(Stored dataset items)
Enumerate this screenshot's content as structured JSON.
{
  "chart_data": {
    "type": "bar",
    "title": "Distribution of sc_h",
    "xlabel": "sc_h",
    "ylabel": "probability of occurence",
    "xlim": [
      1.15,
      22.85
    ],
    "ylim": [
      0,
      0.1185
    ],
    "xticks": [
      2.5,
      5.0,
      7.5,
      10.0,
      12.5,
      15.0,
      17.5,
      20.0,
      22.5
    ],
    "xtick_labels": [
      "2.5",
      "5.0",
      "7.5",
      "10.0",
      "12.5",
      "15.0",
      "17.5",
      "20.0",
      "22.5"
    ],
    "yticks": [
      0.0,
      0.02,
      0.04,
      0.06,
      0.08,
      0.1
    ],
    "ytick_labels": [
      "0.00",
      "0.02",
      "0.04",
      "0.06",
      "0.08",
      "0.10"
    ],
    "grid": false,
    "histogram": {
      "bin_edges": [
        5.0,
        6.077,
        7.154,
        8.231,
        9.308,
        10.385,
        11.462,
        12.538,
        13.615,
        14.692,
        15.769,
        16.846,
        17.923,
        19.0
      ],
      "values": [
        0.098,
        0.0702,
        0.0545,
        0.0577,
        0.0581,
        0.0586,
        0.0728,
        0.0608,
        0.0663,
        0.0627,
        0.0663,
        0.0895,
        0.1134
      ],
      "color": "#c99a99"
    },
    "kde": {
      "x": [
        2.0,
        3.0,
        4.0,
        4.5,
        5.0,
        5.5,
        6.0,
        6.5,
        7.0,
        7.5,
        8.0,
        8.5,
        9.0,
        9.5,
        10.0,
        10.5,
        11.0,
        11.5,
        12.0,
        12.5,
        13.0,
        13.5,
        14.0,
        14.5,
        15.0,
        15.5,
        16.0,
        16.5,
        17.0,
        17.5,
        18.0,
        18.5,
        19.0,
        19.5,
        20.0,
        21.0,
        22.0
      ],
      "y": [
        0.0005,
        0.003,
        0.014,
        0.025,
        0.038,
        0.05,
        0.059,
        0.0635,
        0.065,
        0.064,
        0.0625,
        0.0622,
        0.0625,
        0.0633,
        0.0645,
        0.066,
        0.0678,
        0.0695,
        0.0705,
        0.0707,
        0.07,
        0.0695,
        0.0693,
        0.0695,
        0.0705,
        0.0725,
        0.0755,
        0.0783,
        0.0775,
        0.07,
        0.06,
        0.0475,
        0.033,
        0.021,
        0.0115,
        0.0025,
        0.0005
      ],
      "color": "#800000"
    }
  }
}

Given instruction — Print every entry exactly as it appears.

Answer to the exercise —
Enumerate this screenshot's content as structured JSON.
{
  "chart_data": {
    "type": "bar",
    "title": "Distribution of sc_h",
    "xlabel": "sc_h",
    "ylabel": "probability of occurence",
    "xlim": [
      1.15,
      22.85
    ],
    "ylim": [
      0,
      0.1185
    ],
    "xticks": [
      2.5,
      5.0,
      7.5,
      10.0,
      12.5,
      15.0,
      17.5,
      20.0,
      22.5
    ],
    "xtick_labels": [
      "2.5",
      "5.0",
      "7.5",
      "10.0",
      "12.5",
      "15.0",
      "17.5",
      "20.0",
      "22.5"
    ],
    "yticks": [
      0.0,
      0.02,
      0.04,
      0.06,
      0.08,
      0.1
    ],
    "ytick_labels": [
      "0.00",
      "0.02",
      "0.04",
      "0.06",
      "0.08",
      "0.10"
    ],
    "grid": false,
    "histogram": {
      "bin_edges": [
        5.0,
        6.077,
        7.154,
        8.231,
        9.308,
        10.385,
        11.462,
        12.538,
        13.615,
        14.692,
        15.769,
        16.846,
        17.923,
        19.0
      ],
      "values": [
        0.098,
        0.0702,
        0.0545,
        0.0577,
        0.0581,
        0.0586,
        0.0728,
        0.0608,
        0.0663,
        0.0627,
        0.0663,
        0.0895,
        0.1134
      ],
      "color": "#c99a99"
    },
    "kde": {
      "x": [
        2.0,
        3.0,
        4.0,
        4.5,
        5.0,
        5.5,
        6.0,
        6.5,
        7.0,
        7.5,
        8.0,
        8.5,
        9.0,
        9.5,
        10.0,
        10.5,
        11.0,
        11.5,
        12.0,
        12.5,
        13.0,
        13.5,
        14.0,
        14.5,
        15.0,
        15.5,
        16.0,
        16.5,
        17.0,
        17.5,
        18.0,
        18.5,
        19.0,
        19.5,
        20.0,
        21.0,
        22.0
      ],
      "y": [
        0.0005,
        0.003,
        0.014,
        0.025,
        0.038,
        0.05,
        0.059,
        0.0635,
        0.065,
        0.064,
        0.0625,
        0.0622,
        0.0625,
        0.0633,
        0.0645,
        0.066,
        0.0678,
        0.0695,
        0.0705,
        0.0707,
        0.07,
        0.0695,
        0.0693,
        0.0695,
        0.0705,
        0.0725,
        0.0755,
        0.0783,
        0.0775,
        0.07,
        0.06,
        0.0475,
        0.033,
        0.021,
        0.0115,
        0.0025,
        0.0005
      ],
      "color": "#800000"
    }
  }
}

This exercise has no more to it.